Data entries
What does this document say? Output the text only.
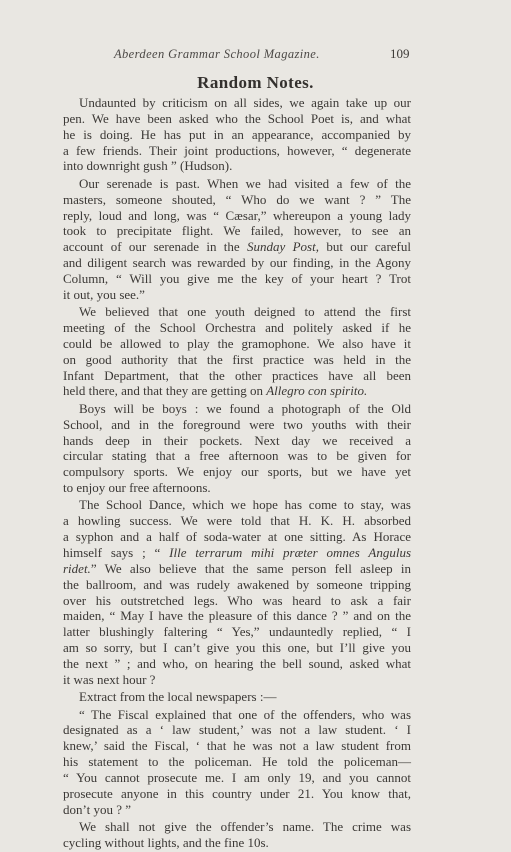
Aberdeen Grammar School Magazine.	109
Random Notes.
Undaunted by criticism on all sides, we again take up our
pen. We have been asked who the School Poet is, and what
he is doing. He has put in an appearance, accompanied by
a few friends. Their joint productions, however, “ degenerate
into downright gush ” (Hudson).
Our serenade is past. When we had visited a few of the
masters, someone shouted, “ Who do we want ? ” The
reply, loud and long, was “ Cæsar,” whereupon a young lady
took to precipitate flight. We failed, however, to see an
account of our serenade in the Sunday Post, but our careful
and diligent search was rewarded by our finding, in the Agony
Column, “ Will you give me the key of your heart ? Trot
it out, you see.”
We believed that one youth deigned to attend the first
meeting of the School Orchestra and politely asked if he
could be allowed to play the gramophone. We also have it
on good authority that the first practice was held in the
Infant Department, that the other practices have all been
held there, and that they are getting on Allegro con spirito.
Boys will be boys : we found a photograph of the Old
School, and in the foreground were two youths with their
hands deep in their pockets. Next day we received a
circular stating that a free afternoon was to be given for
compulsory sports. We enjoy our sports, but we have yet
to enjoy our free afternoons.
The School Dance, which we hope has come to stay, was
a howling success. We were told that H. K. H. absorbed
a syphon and a half of soda-water at one sitting. As Horace
himself says ; “ Ille terrarum mihi præter omnes Angulus
ridet.” We also believe that the same person fell asleep in
the ballroom, and was rudely awakened by someone tripping
over his outstretched legs. Who was heard to ask a fair
maiden, “ May I have the pleasure of this dance ? ” and on the
latter blushingly faltering “ Yes,” undauntedly replied, “ I
am so sorry, but I can’t give you this one, but I’ll give you
the next ” ; and who, on hearing the bell sound, asked what
it was next hour ?
Extract from the local newspapers :—
“ The Fiscal explained that one of the offenders, who was
designated as a ‘ law student,’ was not a law student. ‘ I
knew,’ said the Fiscal, ‘ that he was not a law student from
his statement to the policeman. He told the policeman—
“ You cannot prosecute me. I am only 19, and you cannot
prosecute anyone in this country under 21. You know that,
don’t you ? ”
We shall not give the offender’s name. The crime was
cycling without lights, and the fine 10s.
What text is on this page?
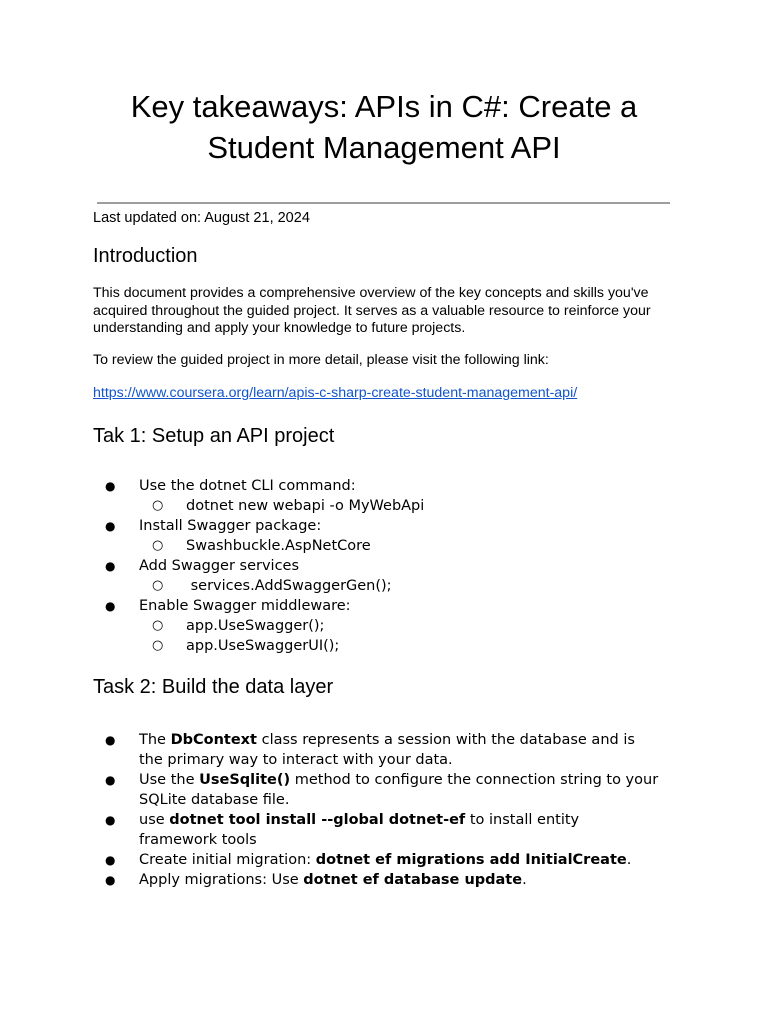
Key takeaways: APIs in C#: Create a
Student Management API
Last updated on: August 21, 2024
Introduction

This document provides a comprehensive overview of the key concepts and skills you've acquired throughout the guided project. It serves as a valuable resource to reinforce your understanding and apply your knowledge to future projects.

To review the guided project in more detail, please visit the following link:

https://www.coursera.org/learn/apis-c-sharp-create-student-management-api/

Tak 1: Setup an API project
● Use the dotnet CLI command:
○ dotnet new webapi -o MyWebApi
● Install Swagger package:
○ Swashbuckle.AspNetCore
● Add Swagger services
○  services.AddSwaggerGen();
● Enable Swagger middleware:
○ app.UseSwagger();
○ app.UseSwaggerUI();
Task 2: Build the data layer
● The DbContext class represents a session with the database and is the primary way to interact with your data.
● Use the UseSqlite() method to configure the connection string to your SQLite database file.
● use dotnet tool install --global dotnet-ef to install entity framework tools
● Create initial migration: dotnet ef migrations add InitialCreate.
● Apply migrations: Use dotnet ef database update.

GIVEN PROBLEM => Check each line above for the string "first", then copy the ones that have it.

THE RESULT =>
We believed that one youth deigned to attend the first
on good authority that the first practice was held in the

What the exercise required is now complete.